Start of DATASET ROWS

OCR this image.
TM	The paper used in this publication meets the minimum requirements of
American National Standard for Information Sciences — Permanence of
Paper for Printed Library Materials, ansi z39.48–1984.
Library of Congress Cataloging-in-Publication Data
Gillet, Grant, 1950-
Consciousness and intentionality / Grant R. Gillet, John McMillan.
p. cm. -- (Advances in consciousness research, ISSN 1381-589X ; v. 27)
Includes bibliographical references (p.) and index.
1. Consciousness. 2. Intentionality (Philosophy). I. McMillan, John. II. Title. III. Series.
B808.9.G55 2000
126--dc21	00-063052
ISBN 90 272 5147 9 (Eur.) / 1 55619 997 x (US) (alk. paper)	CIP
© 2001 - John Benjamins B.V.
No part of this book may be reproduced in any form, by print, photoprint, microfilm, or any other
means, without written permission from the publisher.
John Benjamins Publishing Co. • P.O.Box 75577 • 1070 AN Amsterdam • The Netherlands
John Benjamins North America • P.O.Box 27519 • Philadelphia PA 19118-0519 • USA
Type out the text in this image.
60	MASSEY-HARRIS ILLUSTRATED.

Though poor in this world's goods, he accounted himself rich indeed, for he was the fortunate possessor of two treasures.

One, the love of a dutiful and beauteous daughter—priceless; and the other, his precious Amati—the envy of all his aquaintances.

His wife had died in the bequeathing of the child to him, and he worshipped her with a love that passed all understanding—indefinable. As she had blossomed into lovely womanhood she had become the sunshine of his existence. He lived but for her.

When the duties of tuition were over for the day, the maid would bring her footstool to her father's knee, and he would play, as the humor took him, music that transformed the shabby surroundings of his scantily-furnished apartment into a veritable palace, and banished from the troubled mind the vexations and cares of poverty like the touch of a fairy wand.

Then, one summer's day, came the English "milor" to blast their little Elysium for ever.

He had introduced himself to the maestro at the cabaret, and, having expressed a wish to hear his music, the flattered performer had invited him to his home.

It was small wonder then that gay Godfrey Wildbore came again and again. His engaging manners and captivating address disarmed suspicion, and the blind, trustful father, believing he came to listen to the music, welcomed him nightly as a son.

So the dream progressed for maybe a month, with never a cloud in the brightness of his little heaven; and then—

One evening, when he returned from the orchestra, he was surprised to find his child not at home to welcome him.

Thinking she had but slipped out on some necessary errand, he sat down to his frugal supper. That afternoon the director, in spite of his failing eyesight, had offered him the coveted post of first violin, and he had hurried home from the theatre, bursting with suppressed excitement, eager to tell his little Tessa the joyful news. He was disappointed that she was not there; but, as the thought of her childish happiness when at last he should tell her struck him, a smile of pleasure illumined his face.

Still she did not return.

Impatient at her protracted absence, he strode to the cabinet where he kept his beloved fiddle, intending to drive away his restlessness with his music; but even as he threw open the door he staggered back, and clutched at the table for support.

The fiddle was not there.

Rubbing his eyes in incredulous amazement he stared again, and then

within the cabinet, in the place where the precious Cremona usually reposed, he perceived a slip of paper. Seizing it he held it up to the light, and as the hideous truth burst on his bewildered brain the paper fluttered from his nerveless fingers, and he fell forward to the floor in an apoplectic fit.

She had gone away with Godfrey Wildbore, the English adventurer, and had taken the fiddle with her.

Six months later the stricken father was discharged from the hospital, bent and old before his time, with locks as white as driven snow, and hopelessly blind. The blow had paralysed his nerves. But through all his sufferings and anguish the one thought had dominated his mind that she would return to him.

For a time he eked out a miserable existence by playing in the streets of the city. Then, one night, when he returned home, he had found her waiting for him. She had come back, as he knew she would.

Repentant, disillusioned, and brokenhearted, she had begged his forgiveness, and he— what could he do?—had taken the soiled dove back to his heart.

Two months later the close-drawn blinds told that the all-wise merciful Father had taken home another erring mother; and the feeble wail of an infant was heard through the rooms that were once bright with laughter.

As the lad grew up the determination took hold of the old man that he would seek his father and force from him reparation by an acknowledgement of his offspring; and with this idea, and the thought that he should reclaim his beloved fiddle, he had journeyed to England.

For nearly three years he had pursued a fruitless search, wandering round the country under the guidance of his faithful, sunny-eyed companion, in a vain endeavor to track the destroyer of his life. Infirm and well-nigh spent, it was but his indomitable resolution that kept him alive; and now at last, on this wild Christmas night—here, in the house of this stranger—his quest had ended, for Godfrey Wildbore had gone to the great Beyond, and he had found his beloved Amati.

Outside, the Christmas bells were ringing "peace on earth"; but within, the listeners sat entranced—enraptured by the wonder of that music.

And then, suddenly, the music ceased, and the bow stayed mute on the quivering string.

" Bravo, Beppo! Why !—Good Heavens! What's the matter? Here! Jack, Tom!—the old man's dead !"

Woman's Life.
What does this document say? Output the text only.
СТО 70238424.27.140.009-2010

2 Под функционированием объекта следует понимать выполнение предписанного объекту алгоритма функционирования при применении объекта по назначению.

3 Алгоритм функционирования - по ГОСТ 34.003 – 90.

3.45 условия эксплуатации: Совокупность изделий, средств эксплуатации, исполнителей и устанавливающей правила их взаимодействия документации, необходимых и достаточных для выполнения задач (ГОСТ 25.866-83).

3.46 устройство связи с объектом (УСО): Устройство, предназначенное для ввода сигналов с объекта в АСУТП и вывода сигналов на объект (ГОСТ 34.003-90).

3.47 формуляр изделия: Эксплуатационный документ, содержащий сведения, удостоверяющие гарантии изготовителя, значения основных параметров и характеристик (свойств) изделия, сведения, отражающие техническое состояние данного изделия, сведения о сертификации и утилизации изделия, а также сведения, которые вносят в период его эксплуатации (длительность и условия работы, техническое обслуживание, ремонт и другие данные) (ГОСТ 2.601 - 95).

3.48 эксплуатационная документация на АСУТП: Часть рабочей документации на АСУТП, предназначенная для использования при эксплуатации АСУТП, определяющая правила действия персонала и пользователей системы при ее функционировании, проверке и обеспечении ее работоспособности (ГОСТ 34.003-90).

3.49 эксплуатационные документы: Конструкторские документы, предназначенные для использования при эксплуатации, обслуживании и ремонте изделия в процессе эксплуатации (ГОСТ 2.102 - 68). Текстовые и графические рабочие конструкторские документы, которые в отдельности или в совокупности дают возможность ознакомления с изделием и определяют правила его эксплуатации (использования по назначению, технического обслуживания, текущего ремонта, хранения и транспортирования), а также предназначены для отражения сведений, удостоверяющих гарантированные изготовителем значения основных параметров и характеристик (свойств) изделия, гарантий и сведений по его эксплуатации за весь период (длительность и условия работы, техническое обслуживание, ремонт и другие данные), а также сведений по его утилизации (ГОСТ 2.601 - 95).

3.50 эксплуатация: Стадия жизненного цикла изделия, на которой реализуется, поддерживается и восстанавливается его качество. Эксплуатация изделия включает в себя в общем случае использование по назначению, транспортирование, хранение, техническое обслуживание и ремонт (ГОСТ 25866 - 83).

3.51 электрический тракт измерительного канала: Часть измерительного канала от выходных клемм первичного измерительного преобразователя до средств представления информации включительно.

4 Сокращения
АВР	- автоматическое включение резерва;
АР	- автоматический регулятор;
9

End of DATASET ROWS

**WHAT TO DO:** Copy all of the material word for word.

**RESPONSE FOR THIS EXERCISE:**
OCR this image.
TM	The paper used in this publication meets the minimum requirements of
American National Standard for Information Sciences — Permanence of
Paper for Printed Library Materials, ansi z39.48–1984.
Library of Congress Cataloging-in-Publication Data
Gillet, Grant, 1950-
Consciousness and intentionality / Grant R. Gillet, John McMillan.
p. cm. -- (Advances in consciousness research, ISSN 1381-589X ; v. 27)
Includes bibliographical references (p.) and index.
1. Consciousness. 2. Intentionality (Philosophy). I. McMillan, John. II. Title. III. Series.
B808.9.G55 2000
126--dc21	00-063052
ISBN 90 272 5147 9 (Eur.) / 1 55619 997 x (US) (alk. paper)	CIP
© 2001 - John Benjamins B.V.
No part of this book may be reproduced in any form, by print, photoprint, microfilm, or any other
means, without written permission from the publisher.
John Benjamins Publishing Co. • P.O.Box 75577 • 1070 AN Amsterdam • The Netherlands
John Benjamins North America • P.O.Box 27519 • Philadelphia PA 19118-0519 • USA
Type out the text in this image.
60	MASSEY-HARRIS ILLUSTRATED.

Though poor in this world's goods, he accounted himself rich indeed, for he was the fortunate possessor of two treasures.

One, the love of a dutiful and beauteous daughter—priceless; and the other, his precious Amati—the envy of all his aquaintances.

His wife had died in the bequeathing of the child to him, and he worshipped her with a love that passed all understanding—indefinable. As she had blossomed into lovely womanhood she had become the sunshine of his existence. He lived but for her.

When the duties of tuition were over for the day, the maid would bring her footstool to her father's knee, and he would play, as the humor took him, music that transformed the shabby surroundings of his scantily-furnished apartment into a veritable palace, and banished from the troubled mind the vexations and cares of poverty like the touch of a fairy wand.

Then, one summer's day, came the English "milor" to blast their little Elysium for ever.

He had introduced himself to the maestro at the cabaret, and, having expressed a wish to hear his music, the flattered performer had invited him to his home.

It was small wonder then that gay Godfrey Wildbore came again and again. His engaging manners and captivating address disarmed suspicion, and the blind, trustful father, believing he came to listen to the music, welcomed him nightly as a son.

So the dream progressed for maybe a month, with never a cloud in the brightness of his little heaven; and then—

One evening, when he returned from the orchestra, he was surprised to find his child not at home to welcome him.

Thinking she had but slipped out on some necessary errand, he sat down to his frugal supper. That afternoon the director, in spite of his failing eyesight, had offered him the coveted post of first violin, and he had hurried home from the theatre, bursting with suppressed excitement, eager to tell his little Tessa the joyful news. He was disappointed that she was not there; but, as the thought of her childish happiness when at last he should tell her struck him, a smile of pleasure illumined his face.

Still she did not return.

Impatient at her protracted absence, he strode to the cabinet where he kept his beloved fiddle, intending to drive away his restlessness with his music; but even as he threw open the door he staggered back, and clutched at the table for support.

The fiddle was not there.

Rubbing his eyes in incredulous amazement he stared again, and then

within the cabinet, in the place where the precious Cremona usually reposed, he perceived a slip of paper. Seizing it he held it up to the light, and as the hideous truth burst on his bewildered brain the paper fluttered from his nerveless fingers, and he fell forward to the floor in an apoplectic fit.

She had gone away with Godfrey Wildbore, the English adventurer, and had taken the fiddle with her.

Six months later the stricken father was discharged from the hospital, bent and old before his time, with locks as white as driven snow, and hopelessly blind. The blow had paralysed his nerves. But through all his sufferings and anguish the one thought had dominated his mind that she would return to him.

For a time he eked out a miserable existence by playing in the streets of the city. Then, one night, when he returned home, he had found her waiting for him. She had come back, as he knew she would.

Repentant, disillusioned, and brokenhearted, she had begged his forgiveness, and he— what could he do?—had taken the soiled dove back to his heart.

Two months later the close-drawn blinds told that the all-wise merciful Father had taken home another erring mother; and the feeble wail of an infant was heard through the rooms that were once bright with laughter.

As the lad grew up the determination took hold of the old man that he would seek his father and force from him reparation by an acknowledgement of his offspring; and with this idea, and the thought that he should reclaim his beloved fiddle, he had journeyed to England.

For nearly three years he had pursued a fruitless search, wandering round the country under the guidance of his faithful, sunny-eyed companion, in a vain endeavor to track the destroyer of his life. Infirm and well-nigh spent, it was but his indomitable resolution that kept him alive; and now at last, on this wild Christmas night—here, in the house of this stranger—his quest had ended, for Godfrey Wildbore had gone to the great Beyond, and he had found his beloved Amati.

Outside, the Christmas bells were ringing "peace on earth"; but within, the listeners sat entranced—enraptured by the wonder of that music.

And then, suddenly, the music ceased, and the bow stayed mute on the quivering string.

" Bravo, Beppo! Why !—Good Heavens! What's the matter? Here! Jack, Tom!—the old man's dead !"

Woman's Life.
What does this document say? Output the text only.
СТО 70238424.27.140.009-2010

2 Под функционированием объекта следует понимать выполнение предписанного объекту алгоритма функционирования при применении объекта по назначению.

3 Алгоритм функционирования - по ГОСТ 34.003 – 90.

3.45 условия эксплуатации: Совокупность изделий, средств эксплуатации, исполнителей и устанавливающей правила их взаимодействия документации, необходимых и достаточных для выполнения задач (ГОСТ 25.866-83).

3.46 устройство связи с объектом (УСО): Устройство, предназначенное для ввода сигналов с объекта в АСУТП и вывода сигналов на объект (ГОСТ 34.003-90).

3.47 формуляр изделия: Эксплуатационный документ, содержащий сведения, удостоверяющие гарантии изготовителя, значения основных параметров и характеристик (свойств) изделия, сведения, отражающие техническое состояние данного изделия, сведения о сертификации и утилизации изделия, а также сведения, которые вносят в период его эксплуатации (длительность и условия работы, техническое обслуживание, ремонт и другие данные) (ГОСТ 2.601 - 95).

3.48 эксплуатационная документация на АСУТП: Часть рабочей документации на АСУТП, предназначенная для использования при эксплуатации АСУТП, определяющая правила действия персонала и пользователей системы при ее функционировании, проверке и обеспечении ее работоспособности (ГОСТ 34.003-90).

3.49 эксплуатационные документы: Конструкторские документы, предназначенные для использования при эксплуатации, обслуживании и ремонте изделия в процессе эксплуатации (ГОСТ 2.102 - 68). Текстовые и графические рабочие конструкторские документы, которые в отдельности или в совокупности дают возможность ознакомления с изделием и определяют правила его эксплуатации (использования по назначению, технического обслуживания, текущего ремонта, хранения и транспортирования), а также предназначены для отражения сведений, удостоверяющих гарантированные изготовителем значения основных параметров и характеристик (свойств) изделия, гарантий и сведений по его эксплуатации за весь период (длительность и условия работы, техническое обслуживание, ремонт и другие данные), а также сведений по его утилизации (ГОСТ 2.601 - 95).

3.50 эксплуатация: Стадия жизненного цикла изделия, на которой реализуется, поддерживается и восстанавливается его качество. Эксплуатация изделия включает в себя в общем случае использование по назначению, транспортирование, хранение, техническое обслуживание и ремонт (ГОСТ 25866 - 83).

3.51 электрический тракт измерительного канала: Часть измерительного канала от выходных клемм первичного измерительного преобразователя до средств представления информации включительно.

4 Сокращения
АВР	- автоматическое включение резерва;
АР	- автоматический регулятор;
9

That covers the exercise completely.